- _JOB_: From the listing below, pull out all lines with "almost" in them.

- _RECORDS FOR THE TASK_:
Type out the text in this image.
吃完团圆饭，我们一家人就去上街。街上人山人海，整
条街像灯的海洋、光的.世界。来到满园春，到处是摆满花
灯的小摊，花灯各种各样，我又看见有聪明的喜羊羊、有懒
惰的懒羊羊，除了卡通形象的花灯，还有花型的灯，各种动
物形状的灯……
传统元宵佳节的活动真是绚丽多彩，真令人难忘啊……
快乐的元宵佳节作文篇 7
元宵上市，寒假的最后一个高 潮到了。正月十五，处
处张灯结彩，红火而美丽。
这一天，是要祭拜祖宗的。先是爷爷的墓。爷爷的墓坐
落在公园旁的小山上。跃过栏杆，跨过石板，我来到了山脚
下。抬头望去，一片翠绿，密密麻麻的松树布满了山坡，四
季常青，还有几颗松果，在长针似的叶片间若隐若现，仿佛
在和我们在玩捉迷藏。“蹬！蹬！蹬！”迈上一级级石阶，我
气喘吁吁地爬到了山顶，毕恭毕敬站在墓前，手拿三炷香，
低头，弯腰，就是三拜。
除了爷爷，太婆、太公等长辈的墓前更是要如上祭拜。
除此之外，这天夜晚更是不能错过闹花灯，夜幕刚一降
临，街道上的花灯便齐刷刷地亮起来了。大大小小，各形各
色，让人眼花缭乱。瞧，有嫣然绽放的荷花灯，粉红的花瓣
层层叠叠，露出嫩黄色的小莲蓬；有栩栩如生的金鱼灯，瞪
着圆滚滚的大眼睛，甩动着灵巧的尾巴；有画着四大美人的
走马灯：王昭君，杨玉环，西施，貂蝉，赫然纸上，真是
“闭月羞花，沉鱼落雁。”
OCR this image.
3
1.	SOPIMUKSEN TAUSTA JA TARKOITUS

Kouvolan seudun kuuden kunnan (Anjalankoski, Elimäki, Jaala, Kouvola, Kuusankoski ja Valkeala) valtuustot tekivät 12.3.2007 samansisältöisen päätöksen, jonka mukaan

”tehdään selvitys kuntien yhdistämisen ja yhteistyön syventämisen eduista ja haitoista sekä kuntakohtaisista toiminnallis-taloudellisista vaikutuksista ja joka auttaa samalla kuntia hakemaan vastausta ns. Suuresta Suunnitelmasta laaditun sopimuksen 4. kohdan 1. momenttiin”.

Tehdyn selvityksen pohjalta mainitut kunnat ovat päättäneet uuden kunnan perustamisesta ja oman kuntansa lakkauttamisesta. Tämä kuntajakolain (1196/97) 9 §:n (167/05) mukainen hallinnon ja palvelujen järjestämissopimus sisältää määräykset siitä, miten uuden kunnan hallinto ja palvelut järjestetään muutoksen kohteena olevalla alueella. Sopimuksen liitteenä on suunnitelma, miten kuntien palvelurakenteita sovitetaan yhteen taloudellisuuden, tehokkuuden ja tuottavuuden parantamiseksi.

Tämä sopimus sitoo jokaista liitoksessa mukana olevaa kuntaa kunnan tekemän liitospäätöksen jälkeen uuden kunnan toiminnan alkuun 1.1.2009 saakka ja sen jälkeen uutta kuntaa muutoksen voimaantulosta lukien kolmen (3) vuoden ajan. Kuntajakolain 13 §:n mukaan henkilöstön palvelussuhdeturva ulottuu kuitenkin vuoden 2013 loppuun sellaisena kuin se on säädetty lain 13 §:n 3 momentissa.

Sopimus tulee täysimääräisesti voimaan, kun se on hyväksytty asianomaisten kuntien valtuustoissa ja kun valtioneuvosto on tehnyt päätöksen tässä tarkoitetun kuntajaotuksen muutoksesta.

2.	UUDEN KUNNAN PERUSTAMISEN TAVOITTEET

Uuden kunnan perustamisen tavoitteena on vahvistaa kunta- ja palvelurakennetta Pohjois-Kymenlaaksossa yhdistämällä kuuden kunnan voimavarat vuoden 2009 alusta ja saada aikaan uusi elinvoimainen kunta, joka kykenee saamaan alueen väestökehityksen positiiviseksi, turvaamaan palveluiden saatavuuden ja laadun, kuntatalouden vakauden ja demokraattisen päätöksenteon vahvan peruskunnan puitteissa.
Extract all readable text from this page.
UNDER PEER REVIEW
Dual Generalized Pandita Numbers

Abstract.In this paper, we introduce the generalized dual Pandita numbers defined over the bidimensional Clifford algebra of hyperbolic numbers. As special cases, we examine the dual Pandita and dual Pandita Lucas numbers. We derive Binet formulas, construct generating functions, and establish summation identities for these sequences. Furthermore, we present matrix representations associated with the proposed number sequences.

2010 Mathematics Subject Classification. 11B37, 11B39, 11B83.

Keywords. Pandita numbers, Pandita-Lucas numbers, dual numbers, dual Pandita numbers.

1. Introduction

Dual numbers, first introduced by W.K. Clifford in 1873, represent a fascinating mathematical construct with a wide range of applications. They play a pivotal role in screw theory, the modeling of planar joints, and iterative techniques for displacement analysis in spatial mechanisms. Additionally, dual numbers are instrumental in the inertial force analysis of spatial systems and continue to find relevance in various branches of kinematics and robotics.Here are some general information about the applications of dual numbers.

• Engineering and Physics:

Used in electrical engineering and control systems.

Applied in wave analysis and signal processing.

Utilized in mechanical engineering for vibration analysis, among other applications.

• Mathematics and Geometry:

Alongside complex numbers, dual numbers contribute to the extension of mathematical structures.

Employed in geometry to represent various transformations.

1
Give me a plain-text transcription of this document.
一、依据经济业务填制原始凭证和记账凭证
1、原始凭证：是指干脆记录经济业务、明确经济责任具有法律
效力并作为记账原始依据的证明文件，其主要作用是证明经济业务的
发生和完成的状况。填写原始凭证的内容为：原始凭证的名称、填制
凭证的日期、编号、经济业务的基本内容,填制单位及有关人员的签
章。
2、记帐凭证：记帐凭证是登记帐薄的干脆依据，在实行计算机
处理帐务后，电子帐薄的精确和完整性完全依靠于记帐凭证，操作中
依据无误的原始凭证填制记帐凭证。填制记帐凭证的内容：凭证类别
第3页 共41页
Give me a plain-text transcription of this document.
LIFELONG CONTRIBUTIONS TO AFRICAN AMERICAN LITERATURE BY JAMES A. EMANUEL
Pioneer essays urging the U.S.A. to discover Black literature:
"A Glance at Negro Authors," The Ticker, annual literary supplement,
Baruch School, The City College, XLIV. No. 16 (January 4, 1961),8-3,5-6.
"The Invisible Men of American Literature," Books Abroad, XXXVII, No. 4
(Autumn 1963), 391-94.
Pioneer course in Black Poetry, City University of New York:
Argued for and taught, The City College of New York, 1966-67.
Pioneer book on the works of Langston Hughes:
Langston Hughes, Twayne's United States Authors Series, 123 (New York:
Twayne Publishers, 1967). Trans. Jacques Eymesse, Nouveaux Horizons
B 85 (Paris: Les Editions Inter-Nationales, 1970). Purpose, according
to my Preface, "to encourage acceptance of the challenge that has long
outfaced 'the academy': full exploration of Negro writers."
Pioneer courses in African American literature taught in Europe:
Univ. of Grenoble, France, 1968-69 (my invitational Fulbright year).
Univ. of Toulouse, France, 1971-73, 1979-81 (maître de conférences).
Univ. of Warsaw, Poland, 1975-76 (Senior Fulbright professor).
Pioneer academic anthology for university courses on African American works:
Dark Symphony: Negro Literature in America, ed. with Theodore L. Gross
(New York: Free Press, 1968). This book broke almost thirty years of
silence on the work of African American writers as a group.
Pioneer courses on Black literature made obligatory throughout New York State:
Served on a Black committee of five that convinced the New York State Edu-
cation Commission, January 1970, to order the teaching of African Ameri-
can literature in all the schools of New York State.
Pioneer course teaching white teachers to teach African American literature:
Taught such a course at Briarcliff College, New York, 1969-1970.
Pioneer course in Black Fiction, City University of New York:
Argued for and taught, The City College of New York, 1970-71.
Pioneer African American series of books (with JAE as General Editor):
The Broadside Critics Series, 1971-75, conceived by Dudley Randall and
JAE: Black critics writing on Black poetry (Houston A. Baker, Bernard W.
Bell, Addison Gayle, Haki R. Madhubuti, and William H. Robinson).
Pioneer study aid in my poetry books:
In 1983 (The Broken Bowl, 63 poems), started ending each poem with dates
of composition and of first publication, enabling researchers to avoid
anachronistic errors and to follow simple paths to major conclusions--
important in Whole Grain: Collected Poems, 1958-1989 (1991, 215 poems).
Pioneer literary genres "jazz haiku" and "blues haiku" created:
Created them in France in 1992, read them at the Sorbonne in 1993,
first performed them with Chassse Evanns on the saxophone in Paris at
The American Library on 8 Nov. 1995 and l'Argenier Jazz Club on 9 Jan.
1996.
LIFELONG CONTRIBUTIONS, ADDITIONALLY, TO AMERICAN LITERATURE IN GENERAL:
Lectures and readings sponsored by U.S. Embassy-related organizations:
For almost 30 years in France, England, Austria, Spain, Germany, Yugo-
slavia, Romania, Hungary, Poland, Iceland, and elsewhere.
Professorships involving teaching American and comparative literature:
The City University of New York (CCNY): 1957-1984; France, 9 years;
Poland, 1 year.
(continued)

- _SOLUTION TO THIS TASK_:
(New York: Free Press, 1968). This book broke almost thirty years of
For almost 30 years in France, England, Austria, Spain, Germany, Yugo-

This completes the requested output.